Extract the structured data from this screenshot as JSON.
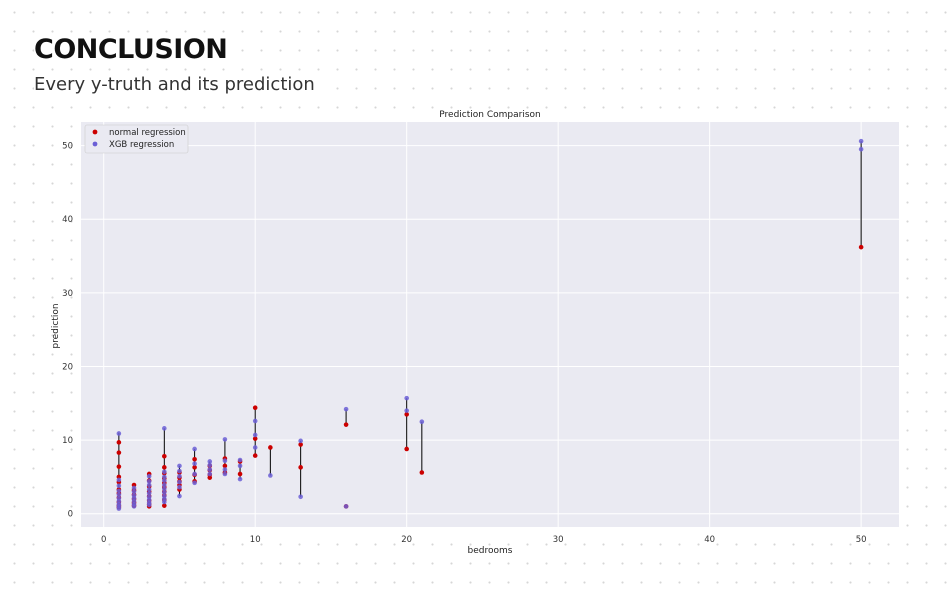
{
  "slide": {
    "title": "CONCLUSION",
    "subtitle": "Every y-truth and its prediction"
  },
  "chart_data": {
    "type": "scatter",
    "title": "Prediction Comparison",
    "xlabel": "bedrooms",
    "ylabel": "prediction",
    "xlim": [
      -1.5,
      52.5
    ],
    "ylim": [
      -1.8,
      53.2
    ],
    "xticks": [
      "0",
      "10",
      "20",
      "30",
      "40",
      "50"
    ],
    "yticks": [
      "0",
      "10",
      "20",
      "30",
      "40",
      "50"
    ],
    "grid": true,
    "legend_position": "top-left",
    "colors": {
      "plot_bg": "#eaeaf2",
      "grid": "#ffffff",
      "normal": "#cc0000",
      "xgb": "#6b5fd6",
      "connector": "#000000"
    },
    "series": [
      {
        "name": "normal regression",
        "points": [
          [
            1,
            9.7
          ],
          [
            1,
            8.3
          ],
          [
            1,
            6.4
          ],
          [
            1,
            5.0
          ],
          [
            1,
            4.3
          ],
          [
            1,
            3.3
          ],
          [
            1,
            2.8
          ],
          [
            1,
            2.2
          ],
          [
            1,
            1.6
          ],
          [
            1,
            1.1
          ],
          [
            1,
            0.9
          ],
          [
            2,
            3.9
          ],
          [
            2,
            3.2
          ],
          [
            2,
            2.6
          ],
          [
            2,
            2.0
          ],
          [
            2,
            1.5
          ],
          [
            2,
            1.1
          ],
          [
            3,
            5.4
          ],
          [
            3,
            4.5
          ],
          [
            3,
            3.7
          ],
          [
            3,
            3.0
          ],
          [
            3,
            2.4
          ],
          [
            3,
            1.8
          ],
          [
            3,
            1.3
          ],
          [
            3,
            1.0
          ],
          [
            4,
            7.8
          ],
          [
            4,
            6.3
          ],
          [
            4,
            5.5
          ],
          [
            4,
            4.8
          ],
          [
            4,
            4.2
          ],
          [
            4,
            3.6
          ],
          [
            4,
            3.0
          ],
          [
            4,
            2.5
          ],
          [
            4,
            1.9
          ],
          [
            4,
            1.1
          ],
          [
            5,
            5.6
          ],
          [
            5,
            4.9
          ],
          [
            5,
            4.4
          ],
          [
            5,
            3.9
          ],
          [
            5,
            3.3
          ],
          [
            6,
            7.4
          ],
          [
            6,
            6.3
          ],
          [
            6,
            5.3
          ],
          [
            6,
            4.4
          ],
          [
            7,
            6.5
          ],
          [
            7,
            5.9
          ],
          [
            7,
            5.3
          ],
          [
            7,
            4.9
          ],
          [
            8,
            7.5
          ],
          [
            8,
            6.5
          ],
          [
            8,
            5.6
          ],
          [
            9,
            7.1
          ],
          [
            9,
            5.4
          ],
          [
            10,
            14.4
          ],
          [
            10,
            10.2
          ],
          [
            10,
            7.9
          ],
          [
            11,
            9.0
          ],
          [
            13,
            9.4
          ],
          [
            13,
            6.3
          ],
          [
            16,
            12.1
          ],
          [
            16,
            1.0
          ],
          [
            20,
            13.5
          ],
          [
            20,
            8.8
          ],
          [
            21,
            5.6
          ],
          [
            50,
            36.2
          ]
        ]
      },
      {
        "name": "XGB regression",
        "points": [
          [
            1,
            10.9
          ],
          [
            1,
            4.6
          ],
          [
            1,
            3.8
          ],
          [
            1,
            3.1
          ],
          [
            1,
            2.6
          ],
          [
            1,
            2.1
          ],
          [
            1,
            1.7
          ],
          [
            1,
            1.3
          ],
          [
            1,
            1.0
          ],
          [
            1,
            0.7
          ],
          [
            2,
            3.5
          ],
          [
            2,
            3.0
          ],
          [
            2,
            2.5
          ],
          [
            2,
            2.1
          ],
          [
            2,
            1.7
          ],
          [
            2,
            1.3
          ],
          [
            2,
            1.0
          ],
          [
            3,
            5.1
          ],
          [
            3,
            4.4
          ],
          [
            3,
            3.9
          ],
          [
            3,
            3.3
          ],
          [
            3,
            2.8
          ],
          [
            3,
            2.3
          ],
          [
            3,
            1.9
          ],
          [
            3,
            1.5
          ],
          [
            3,
            1.2
          ],
          [
            4,
            11.6
          ],
          [
            4,
            5.7
          ],
          [
            4,
            5.0
          ],
          [
            4,
            4.5
          ],
          [
            4,
            3.9
          ],
          [
            4,
            3.4
          ],
          [
            4,
            2.9
          ],
          [
            4,
            2.4
          ],
          [
            4,
            2.0
          ],
          [
            4,
            1.6
          ],
          [
            5,
            6.5
          ],
          [
            5,
            5.8
          ],
          [
            5,
            5.1
          ],
          [
            5,
            4.3
          ],
          [
            5,
            3.6
          ],
          [
            5,
            2.4
          ],
          [
            6,
            8.8
          ],
          [
            6,
            6.8
          ],
          [
            6,
            5.4
          ],
          [
            6,
            4.2
          ],
          [
            7,
            7.1
          ],
          [
            7,
            6.6
          ],
          [
            7,
            6.0
          ],
          [
            7,
            5.4
          ],
          [
            8,
            10.1
          ],
          [
            8,
            7.2
          ],
          [
            8,
            6.0
          ],
          [
            8,
            5.4
          ],
          [
            9,
            7.3
          ],
          [
            9,
            6.5
          ],
          [
            9,
            4.7
          ],
          [
            10,
            12.6
          ],
          [
            10,
            10.7
          ],
          [
            10,
            9.0
          ],
          [
            11,
            5.2
          ],
          [
            13,
            9.9
          ],
          [
            13,
            2.3
          ],
          [
            16,
            14.2
          ],
          [
            16,
            1.0
          ],
          [
            20,
            15.7
          ],
          [
            20,
            14.0
          ],
          [
            21,
            12.5
          ],
          [
            50,
            50.6
          ],
          [
            50,
            49.5
          ]
        ]
      }
    ],
    "connectors": [
      [
        1,
        2.0,
        11.0
      ],
      [
        2,
        1.0,
        3.9
      ],
      [
        3,
        1.0,
        5.4
      ],
      [
        4,
        1.1,
        11.6
      ],
      [
        5,
        2.4,
        6.5
      ],
      [
        6,
        4.2,
        8.8
      ],
      [
        7,
        4.9,
        7.1
      ],
      [
        8,
        5.4,
        10.1
      ],
      [
        9,
        4.7,
        7.3
      ],
      [
        10,
        7.9,
        14.4
      ],
      [
        11,
        5.2,
        9.0
      ],
      [
        13,
        2.3,
        9.9
      ],
      [
        16,
        12.1,
        14.2
      ],
      [
        20,
        8.8,
        15.7
      ],
      [
        21,
        5.6,
        12.5
      ],
      [
        50,
        36.2,
        50.6
      ]
    ]
  }
}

----

* **Exercise task**
Transcribe the whole listing exactly. Pictures stay out of your copy.

* **Solution**
Extract the structured data from this screenshot as JSON.
{
  "slide": {
    "title": "CONCLUSION",
    "subtitle": "Every y-truth and its prediction"
  },
  "chart_data": {
    "type": "scatter",
    "title": "Prediction Comparison",
    "xlabel": "bedrooms",
    "ylabel": "prediction",
    "xlim": [
      -1.5,
      52.5
    ],
    "ylim": [
      -1.8,
      53.2
    ],
    "xticks": [
      "0",
      "10",
      "20",
      "30",
      "40",
      "50"
    ],
    "yticks": [
      "0",
      "10",
      "20",
      "30",
      "40",
      "50"
    ],
    "grid": true,
    "legend_position": "top-left",
    "colors": {
      "plot_bg": "#eaeaf2",
      "grid": "#ffffff",
      "normal": "#cc0000",
      "xgb": "#6b5fd6",
      "connector": "#000000"
    },
    "series": [
      {
        "name": "normal regression",
        "points": [
          [
            1,
            9.7
          ],
          [
            1,
            8.3
          ],
          [
            1,
            6.4
          ],
          [
            1,
            5.0
          ],
          [
            1,
            4.3
          ],
          [
            1,
            3.3
          ],
          [
            1,
            2.8
          ],
          [
            1,
            2.2
          ],
          [
            1,
            1.6
          ],
          [
            1,
            1.1
          ],
          [
            1,
            0.9
          ],
          [
            2,
            3.9
          ],
          [
            2,
            3.2
          ],
          [
            2,
            2.6
          ],
          [
            2,
            2.0
          ],
          [
            2,
            1.5
          ],
          [
            2,
            1.1
          ],
          [
            3,
            5.4
          ],
          [
            3,
            4.5
          ],
          [
            3,
            3.7
          ],
          [
            3,
            3.0
          ],
          [
            3,
            2.4
          ],
          [
            3,
            1.8
          ],
          [
            3,
            1.3
          ],
          [
            3,
            1.0
          ],
          [
            4,
            7.8
          ],
          [
            4,
            6.3
          ],
          [
            4,
            5.5
          ],
          [
            4,
            4.8
          ],
          [
            4,
            4.2
          ],
          [
            4,
            3.6
          ],
          [
            4,
            3.0
          ],
          [
            4,
            2.5
          ],
          [
            4,
            1.9
          ],
          [
            4,
            1.1
          ],
          [
            5,
            5.6
          ],
          [
            5,
            4.9
          ],
          [
            5,
            4.4
          ],
          [
            5,
            3.9
          ],
          [
            5,
            3.3
          ],
          [
            6,
            7.4
          ],
          [
            6,
            6.3
          ],
          [
            6,
            5.3
          ],
          [
            6,
            4.4
          ],
          [
            7,
            6.5
          ],
          [
            7,
            5.9
          ],
          [
            7,
            5.3
          ],
          [
            7,
            4.9
          ],
          [
            8,
            7.5
          ],
          [
            8,
            6.5
          ],
          [
            8,
            5.6
          ],
          [
            9,
            7.1
          ],
          [
            9,
            5.4
          ],
          [
            10,
            14.4
          ],
          [
            10,
            10.2
          ],
          [
            10,
            7.9
          ],
          [
            11,
            9.0
          ],
          [
            13,
            9.4
          ],
          [
            13,
            6.3
          ],
          [
            16,
            12.1
          ],
          [
            16,
            1.0
          ],
          [
            20,
            13.5
          ],
          [
            20,
            8.8
          ],
          [
            21,
            5.6
          ],
          [
            50,
            36.2
          ]
        ]
      },
      {
        "name": "XGB regression",
        "points": [
          [
            1,
            10.9
          ],
          [
            1,
            4.6
          ],
          [
            1,
            3.8
          ],
          [
            1,
            3.1
          ],
          [
            1,
            2.6
          ],
          [
            1,
            2.1
          ],
          [
            1,
            1.7
          ],
          [
            1,
            1.3
          ],
          [
            1,
            1.0
          ],
          [
            1,
            0.7
          ],
          [
            2,
            3.5
          ],
          [
            2,
            3.0
          ],
          [
            2,
            2.5
          ],
          [
            2,
            2.1
          ],
          [
            2,
            1.7
          ],
          [
            2,
            1.3
          ],
          [
            2,
            1.0
          ],
          [
            3,
            5.1
          ],
          [
            3,
            4.4
          ],
          [
            3,
            3.9
          ],
          [
            3,
            3.3
          ],
          [
            3,
            2.8
          ],
          [
            3,
            2.3
          ],
          [
            3,
            1.9
          ],
          [
            3,
            1.5
          ],
          [
            3,
            1.2
          ],
          [
            4,
            11.6
          ],
          [
            4,
            5.7
          ],
          [
            4,
            5.0
          ],
          [
            4,
            4.5
          ],
          [
            4,
            3.9
          ],
          [
            4,
            3.4
          ],
          [
            4,
            2.9
          ],
          [
            4,
            2.4
          ],
          [
            4,
            2.0
          ],
          [
            4,
            1.6
          ],
          [
            5,
            6.5
          ],
          [
            5,
            5.8
          ],
          [
            5,
            5.1
          ],
          [
            5,
            4.3
          ],
          [
            5,
            3.6
          ],
          [
            5,
            2.4
          ],
          [
            6,
            8.8
          ],
          [
            6,
            6.8
          ],
          [
            6,
            5.4
          ],
          [
            6,
            4.2
          ],
          [
            7,
            7.1
          ],
          [
            7,
            6.6
          ],
          [
            7,
            6.0
          ],
          [
            7,
            5.4
          ],
          [
            8,
            10.1
          ],
          [
            8,
            7.2
          ],
          [
            8,
            6.0
          ],
          [
            8,
            5.4
          ],
          [
            9,
            7.3
          ],
          [
            9,
            6.5
          ],
          [
            9,
            4.7
          ],
          [
            10,
            12.6
          ],
          [
            10,
            10.7
          ],
          [
            10,
            9.0
          ],
          [
            11,
            5.2
          ],
          [
            13,
            9.9
          ],
          [
            13,
            2.3
          ],
          [
            16,
            14.2
          ],
          [
            16,
            1.0
          ],
          [
            20,
            15.7
          ],
          [
            20,
            14.0
          ],
          [
            21,
            12.5
          ],
          [
            50,
            50.6
          ],
          [
            50,
            49.5
          ]
        ]
      }
    ],
    "connectors": [
      [
        1,
        2.0,
        11.0
      ],
      [
        2,
        1.0,
        3.9
      ],
      [
        3,
        1.0,
        5.4
      ],
      [
        4,
        1.1,
        11.6
      ],
      [
        5,
        2.4,
        6.5
      ],
      [
        6,
        4.2,
        8.8
      ],
      [
        7,
        4.9,
        7.1
      ],
      [
        8,
        5.4,
        10.1
      ],
      [
        9,
        4.7,
        7.3
      ],
      [
        10,
        7.9,
        14.4
      ],
      [
        11,
        5.2,
        9.0
      ],
      [
        13,
        2.3,
        9.9
      ],
      [
        16,
        12.1,
        14.2
      ],
      [
        20,
        8.8,
        15.7
      ],
      [
        21,
        5.6,
        12.5
      ],
      [
        50,
        36.2,
        50.6
      ]
    ]
  }
}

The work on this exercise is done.